EXERCISE REQUIREMENTS: Your task is to restate the data word for word.

────────────────

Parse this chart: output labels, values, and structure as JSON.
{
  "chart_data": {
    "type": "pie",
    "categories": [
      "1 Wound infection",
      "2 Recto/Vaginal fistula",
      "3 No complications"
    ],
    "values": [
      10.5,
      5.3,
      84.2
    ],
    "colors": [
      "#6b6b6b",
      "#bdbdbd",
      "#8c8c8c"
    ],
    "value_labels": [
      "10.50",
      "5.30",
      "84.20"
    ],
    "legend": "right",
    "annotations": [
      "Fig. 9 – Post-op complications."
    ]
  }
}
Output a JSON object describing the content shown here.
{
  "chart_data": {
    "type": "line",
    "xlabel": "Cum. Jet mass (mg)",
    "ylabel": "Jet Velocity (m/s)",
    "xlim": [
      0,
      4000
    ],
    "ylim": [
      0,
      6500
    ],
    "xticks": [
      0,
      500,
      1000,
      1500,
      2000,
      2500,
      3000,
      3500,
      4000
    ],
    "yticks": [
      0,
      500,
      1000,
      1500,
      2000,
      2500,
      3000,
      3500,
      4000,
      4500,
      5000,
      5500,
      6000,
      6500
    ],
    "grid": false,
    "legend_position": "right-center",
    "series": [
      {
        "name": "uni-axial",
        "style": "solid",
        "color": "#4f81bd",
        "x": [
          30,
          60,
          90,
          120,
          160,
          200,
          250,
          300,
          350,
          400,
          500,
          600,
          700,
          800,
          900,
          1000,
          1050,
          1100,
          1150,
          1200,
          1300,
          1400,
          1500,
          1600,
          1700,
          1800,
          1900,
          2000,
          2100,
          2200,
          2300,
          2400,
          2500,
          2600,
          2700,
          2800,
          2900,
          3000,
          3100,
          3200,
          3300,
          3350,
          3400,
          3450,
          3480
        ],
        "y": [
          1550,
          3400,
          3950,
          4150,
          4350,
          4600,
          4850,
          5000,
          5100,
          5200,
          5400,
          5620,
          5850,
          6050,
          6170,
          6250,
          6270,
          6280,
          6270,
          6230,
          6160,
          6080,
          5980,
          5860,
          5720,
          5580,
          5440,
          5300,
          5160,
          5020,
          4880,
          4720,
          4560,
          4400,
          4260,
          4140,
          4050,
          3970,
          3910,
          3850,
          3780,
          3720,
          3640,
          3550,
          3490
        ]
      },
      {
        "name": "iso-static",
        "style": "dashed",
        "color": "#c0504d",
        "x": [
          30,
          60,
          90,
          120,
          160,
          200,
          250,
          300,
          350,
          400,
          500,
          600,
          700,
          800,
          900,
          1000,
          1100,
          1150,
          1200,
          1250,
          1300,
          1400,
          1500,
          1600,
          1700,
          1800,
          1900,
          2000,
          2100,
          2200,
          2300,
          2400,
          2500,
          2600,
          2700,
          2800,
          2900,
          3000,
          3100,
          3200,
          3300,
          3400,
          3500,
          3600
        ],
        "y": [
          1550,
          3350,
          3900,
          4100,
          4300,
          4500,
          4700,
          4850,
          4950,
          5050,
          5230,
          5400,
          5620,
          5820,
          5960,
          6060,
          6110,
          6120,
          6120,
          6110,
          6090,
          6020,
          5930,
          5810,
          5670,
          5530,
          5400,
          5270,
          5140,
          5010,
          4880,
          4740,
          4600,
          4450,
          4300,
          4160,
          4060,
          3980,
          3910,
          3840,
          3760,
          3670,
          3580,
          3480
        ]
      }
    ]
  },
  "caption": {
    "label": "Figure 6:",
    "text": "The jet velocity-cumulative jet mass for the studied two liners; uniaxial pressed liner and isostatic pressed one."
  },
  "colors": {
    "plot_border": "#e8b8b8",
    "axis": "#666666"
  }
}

────────────────

FULL RESPONSE:
Parse this chart: output labels, values, and structure as JSON.
{
  "chart_data": {
    "type": "pie",
    "categories": [
      "1 Wound infection",
      "2 Recto/Vaginal fistula",
      "3 No complications"
    ],
    "values": [
      10.5,
      5.3,
      84.2
    ],
    "colors": [
      "#6b6b6b",
      "#bdbdbd",
      "#8c8c8c"
    ],
    "value_labels": [
      "10.50",
      "5.30",
      "84.20"
    ],
    "legend": "right",
    "annotations": [
      "Fig. 9 – Post-op complications."
    ]
  }
}
Output a JSON object describing the content shown here.
{
  "chart_data": {
    "type": "line",
    "xlabel": "Cum. Jet mass (mg)",
    "ylabel": "Jet Velocity (m/s)",
    "xlim": [
      0,
      4000
    ],
    "ylim": [
      0,
      6500
    ],
    "xticks": [
      0,
      500,
      1000,
      1500,
      2000,
      2500,
      3000,
      3500,
      4000
    ],
    "yticks": [
      0,
      500,
      1000,
      1500,
      2000,
      2500,
      3000,
      3500,
      4000,
      4500,
      5000,
      5500,
      6000,
      6500
    ],
    "grid": false,
    "legend_position": "right-center",
    "series": [
      {
        "name": "uni-axial",
        "style": "solid",
        "color": "#4f81bd",
        "x": [
          30,
          60,
          90,
          120,
          160,
          200,
          250,
          300,
          350,
          400,
          500,
          600,
          700,
          800,
          900,
          1000,
          1050,
          1100,
          1150,
          1200,
          1300,
          1400,
          1500,
          1600,
          1700,
          1800,
          1900,
          2000,
          2100,
          2200,
          2300,
          2400,
          2500,
          2600,
          2700,
          2800,
          2900,
          3000,
          3100,
          3200,
          3300,
          3350,
          3400,
          3450,
          3480
        ],
        "y": [
          1550,
          3400,
          3950,
          4150,
          4350,
          4600,
          4850,
          5000,
          5100,
          5200,
          5400,
          5620,
          5850,
          6050,
          6170,
          6250,
          6270,
          6280,
          6270,
          6230,
          6160,
          6080,
          5980,
          5860,
          5720,
          5580,
          5440,
          5300,
          5160,
          5020,
          4880,
          4720,
          4560,
          4400,
          4260,
          4140,
          4050,
          3970,
          3910,
          3850,
          3780,
          3720,
          3640,
          3550,
          3490
        ]
      },
      {
        "name": "iso-static",
        "style": "dashed",
        "color": "#c0504d",
        "x": [
          30,
          60,
          90,
          120,
          160,
          200,
          250,
          300,
          350,
          400,
          500,
          600,
          700,
          800,
          900,
          1000,
          1100,
          1150,
          1200,
          1250,
          1300,
          1400,
          1500,
          1600,
          1700,
          1800,
          1900,
          2000,
          2100,
          2200,
          2300,
          2400,
          2500,
          2600,
          2700,
          2800,
          2900,
          3000,
          3100,
          3200,
          3300,
          3400,
          3500,
          3600
        ],
        "y": [
          1550,
          3350,
          3900,
          4100,
          4300,
          4500,
          4700,
          4850,
          4950,
          5050,
          5230,
          5400,
          5620,
          5820,
          5960,
          6060,
          6110,
          6120,
          6120,
          6110,
          6090,
          6020,
          5930,
          5810,
          5670,
          5530,
          5400,
          5270,
          5140,
          5010,
          4880,
          4740,
          4600,
          4450,
          4300,
          4160,
          4060,
          3980,
          3910,
          3840,
          3760,
          3670,
          3580,
          3480
        ]
      }
    ]
  },
  "caption": {
    "label": "Figure 6:",
    "text": "The jet velocity-cumulative jet mass for the studied two liners; uniaxial pressed liner and isostatic pressed one."
  },
  "colors": {
    "plot_border": "#e8b8b8",
    "axis": "#666666"
  }
}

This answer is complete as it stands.